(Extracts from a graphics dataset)
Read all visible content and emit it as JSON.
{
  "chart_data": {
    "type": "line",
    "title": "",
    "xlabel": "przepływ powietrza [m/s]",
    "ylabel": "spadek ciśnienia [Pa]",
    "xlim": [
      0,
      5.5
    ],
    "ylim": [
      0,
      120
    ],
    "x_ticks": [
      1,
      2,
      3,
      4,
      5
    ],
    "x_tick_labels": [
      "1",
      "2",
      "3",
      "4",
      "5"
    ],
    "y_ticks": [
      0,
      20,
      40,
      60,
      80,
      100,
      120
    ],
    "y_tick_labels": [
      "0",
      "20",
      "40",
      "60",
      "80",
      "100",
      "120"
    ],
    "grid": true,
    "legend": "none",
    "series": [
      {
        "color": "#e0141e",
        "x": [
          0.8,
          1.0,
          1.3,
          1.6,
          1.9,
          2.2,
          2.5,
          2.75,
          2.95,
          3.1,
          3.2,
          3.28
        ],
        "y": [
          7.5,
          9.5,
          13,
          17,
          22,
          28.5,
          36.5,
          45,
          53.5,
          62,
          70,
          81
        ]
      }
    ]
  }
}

#### [Request]
Write down every line of the data exactly as it appears above.

#### [Task result]
Read all visible content and emit it as JSON.
{
  "chart_data": {
    "type": "line",
    "title": "",
    "xlabel": "przepływ powietrza [m/s]",
    "ylabel": "spadek ciśnienia [Pa]",
    "xlim": [
      0,
      5.5
    ],
    "ylim": [
      0,
      120
    ],
    "x_ticks": [
      1,
      2,
      3,
      4,
      5
    ],
    "x_tick_labels": [
      "1",
      "2",
      "3",
      "4",
      "5"
    ],
    "y_ticks": [
      0,
      20,
      40,
      60,
      80,
      100,
      120
    ],
    "y_tick_labels": [
      "0",
      "20",
      "40",
      "60",
      "80",
      "100",
      "120"
    ],
    "grid": true,
    "legend": "none",
    "series": [
      {
        "color": "#e0141e",
        "x": [
          0.8,
          1.0,
          1.3,
          1.6,
          1.9,
          2.2,
          2.5,
          2.75,
          2.95,
          3.1,
          3.2,
          3.28
        ],
        "y": [
          7.5,
          9.5,
          13,
          17,
          22,
          28.5,
          36.5,
          45,
          53.5,
          62,
          70,
          81
        ]
      }
    ]
  }
}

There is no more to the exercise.